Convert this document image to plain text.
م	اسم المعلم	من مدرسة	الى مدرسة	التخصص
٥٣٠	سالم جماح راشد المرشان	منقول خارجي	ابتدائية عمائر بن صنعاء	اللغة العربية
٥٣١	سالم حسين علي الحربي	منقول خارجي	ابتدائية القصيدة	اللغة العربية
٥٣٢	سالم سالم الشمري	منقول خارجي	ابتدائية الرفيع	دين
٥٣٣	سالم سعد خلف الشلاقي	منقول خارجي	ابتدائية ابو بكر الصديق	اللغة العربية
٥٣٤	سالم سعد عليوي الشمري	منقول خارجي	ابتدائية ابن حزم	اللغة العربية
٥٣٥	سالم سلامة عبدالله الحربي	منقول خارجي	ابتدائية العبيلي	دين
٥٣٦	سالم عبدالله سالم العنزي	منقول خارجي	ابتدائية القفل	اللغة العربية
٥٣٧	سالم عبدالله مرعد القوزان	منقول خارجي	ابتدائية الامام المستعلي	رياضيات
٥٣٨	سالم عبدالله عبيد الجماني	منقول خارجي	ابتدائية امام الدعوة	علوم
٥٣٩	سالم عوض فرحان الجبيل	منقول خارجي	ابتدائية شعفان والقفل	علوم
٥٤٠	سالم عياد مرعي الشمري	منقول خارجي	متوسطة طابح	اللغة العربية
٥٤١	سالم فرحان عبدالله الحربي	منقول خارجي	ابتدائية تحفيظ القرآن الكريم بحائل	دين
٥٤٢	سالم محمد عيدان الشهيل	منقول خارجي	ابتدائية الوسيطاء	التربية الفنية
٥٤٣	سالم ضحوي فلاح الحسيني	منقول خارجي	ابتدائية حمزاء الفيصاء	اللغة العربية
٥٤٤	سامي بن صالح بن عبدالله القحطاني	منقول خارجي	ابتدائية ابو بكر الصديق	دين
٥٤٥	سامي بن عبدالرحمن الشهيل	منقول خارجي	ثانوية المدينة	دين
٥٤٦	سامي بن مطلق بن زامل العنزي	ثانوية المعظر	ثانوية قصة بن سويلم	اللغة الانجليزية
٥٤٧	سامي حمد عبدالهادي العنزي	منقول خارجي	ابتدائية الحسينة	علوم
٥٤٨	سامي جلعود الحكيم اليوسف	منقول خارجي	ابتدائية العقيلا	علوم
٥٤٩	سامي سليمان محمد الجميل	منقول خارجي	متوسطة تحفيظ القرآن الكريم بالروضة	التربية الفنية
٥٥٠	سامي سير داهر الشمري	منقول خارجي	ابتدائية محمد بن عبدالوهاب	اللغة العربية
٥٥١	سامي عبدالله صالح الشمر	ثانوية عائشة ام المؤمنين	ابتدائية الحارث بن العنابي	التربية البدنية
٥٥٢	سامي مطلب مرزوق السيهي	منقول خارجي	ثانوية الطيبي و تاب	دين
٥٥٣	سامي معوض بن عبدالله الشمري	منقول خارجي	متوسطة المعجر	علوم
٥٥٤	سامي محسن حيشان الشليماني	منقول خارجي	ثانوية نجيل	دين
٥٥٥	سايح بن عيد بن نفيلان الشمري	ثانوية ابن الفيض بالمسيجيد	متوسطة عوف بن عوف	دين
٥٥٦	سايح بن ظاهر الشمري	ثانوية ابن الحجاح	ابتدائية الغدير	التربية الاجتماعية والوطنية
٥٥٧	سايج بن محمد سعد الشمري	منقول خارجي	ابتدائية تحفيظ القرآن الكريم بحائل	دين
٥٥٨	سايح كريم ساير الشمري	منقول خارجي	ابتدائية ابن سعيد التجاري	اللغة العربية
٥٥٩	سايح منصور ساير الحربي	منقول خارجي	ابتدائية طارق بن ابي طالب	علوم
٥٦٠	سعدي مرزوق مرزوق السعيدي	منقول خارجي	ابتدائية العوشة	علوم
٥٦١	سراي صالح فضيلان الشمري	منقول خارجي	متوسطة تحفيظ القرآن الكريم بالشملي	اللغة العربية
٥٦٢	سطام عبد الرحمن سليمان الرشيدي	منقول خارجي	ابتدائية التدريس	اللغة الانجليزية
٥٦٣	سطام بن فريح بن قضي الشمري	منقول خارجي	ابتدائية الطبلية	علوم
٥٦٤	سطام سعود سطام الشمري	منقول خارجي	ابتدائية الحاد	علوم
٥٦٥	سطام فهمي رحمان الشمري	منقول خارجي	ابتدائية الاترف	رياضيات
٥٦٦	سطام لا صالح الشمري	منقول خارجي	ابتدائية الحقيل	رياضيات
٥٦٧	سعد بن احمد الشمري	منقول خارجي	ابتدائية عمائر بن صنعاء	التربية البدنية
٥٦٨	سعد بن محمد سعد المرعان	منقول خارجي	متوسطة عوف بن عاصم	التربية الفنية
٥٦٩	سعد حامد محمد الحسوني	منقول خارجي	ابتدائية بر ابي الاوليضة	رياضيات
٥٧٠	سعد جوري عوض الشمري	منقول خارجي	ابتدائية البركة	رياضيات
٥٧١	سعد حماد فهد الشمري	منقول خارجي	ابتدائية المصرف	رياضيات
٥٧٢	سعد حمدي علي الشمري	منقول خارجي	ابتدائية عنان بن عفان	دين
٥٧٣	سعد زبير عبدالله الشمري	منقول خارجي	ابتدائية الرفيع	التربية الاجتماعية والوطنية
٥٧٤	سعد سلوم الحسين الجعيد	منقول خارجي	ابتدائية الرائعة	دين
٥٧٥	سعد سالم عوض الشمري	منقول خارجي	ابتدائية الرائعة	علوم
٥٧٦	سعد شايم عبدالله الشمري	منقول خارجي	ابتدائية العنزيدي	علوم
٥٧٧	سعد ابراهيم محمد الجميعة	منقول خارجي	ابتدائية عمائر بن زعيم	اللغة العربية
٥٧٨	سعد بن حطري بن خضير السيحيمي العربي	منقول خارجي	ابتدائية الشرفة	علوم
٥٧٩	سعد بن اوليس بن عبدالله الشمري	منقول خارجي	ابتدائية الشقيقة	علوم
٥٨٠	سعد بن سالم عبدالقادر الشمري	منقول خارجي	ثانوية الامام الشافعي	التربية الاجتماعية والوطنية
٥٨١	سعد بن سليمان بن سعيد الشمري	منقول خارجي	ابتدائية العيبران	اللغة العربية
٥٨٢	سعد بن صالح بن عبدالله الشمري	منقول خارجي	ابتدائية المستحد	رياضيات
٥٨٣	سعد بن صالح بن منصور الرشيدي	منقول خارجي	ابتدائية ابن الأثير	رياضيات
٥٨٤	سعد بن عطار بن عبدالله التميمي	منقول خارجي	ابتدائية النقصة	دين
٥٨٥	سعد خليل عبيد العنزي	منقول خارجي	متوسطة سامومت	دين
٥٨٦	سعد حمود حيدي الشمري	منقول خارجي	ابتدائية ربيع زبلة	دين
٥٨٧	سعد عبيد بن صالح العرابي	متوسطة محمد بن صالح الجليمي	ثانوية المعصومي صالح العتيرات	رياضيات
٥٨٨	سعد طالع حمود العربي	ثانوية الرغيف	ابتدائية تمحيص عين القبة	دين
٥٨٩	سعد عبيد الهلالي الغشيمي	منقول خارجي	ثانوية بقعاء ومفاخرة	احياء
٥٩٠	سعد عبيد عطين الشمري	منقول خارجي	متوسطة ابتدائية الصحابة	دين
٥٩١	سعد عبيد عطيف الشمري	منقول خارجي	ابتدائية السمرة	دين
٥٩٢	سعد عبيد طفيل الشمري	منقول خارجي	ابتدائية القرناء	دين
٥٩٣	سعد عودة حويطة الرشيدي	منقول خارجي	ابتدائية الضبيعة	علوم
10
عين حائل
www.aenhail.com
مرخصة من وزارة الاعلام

☆ ☆ ☆ ☆ ☆ ☆ ☆

▶ WORK REQUIRED: Extract all lines of the records above that include "الرشيدي".

▶ WORKED ANSWER:
٥٦٢	سطام عبد الرحمن سليمان الرشيدي	منقول خارجي	ابتدائية التدريس	اللغة الانجليزية
٥٨٣	سعد بن صالح بن منصور الرشيدي	منقول خارجي	ابتدائية ابن الأثير	رياضيات
٥٩٣	سعد عودة حويطة الرشيدي	منقول خارجي	ابتدائية الضبيعة	علوم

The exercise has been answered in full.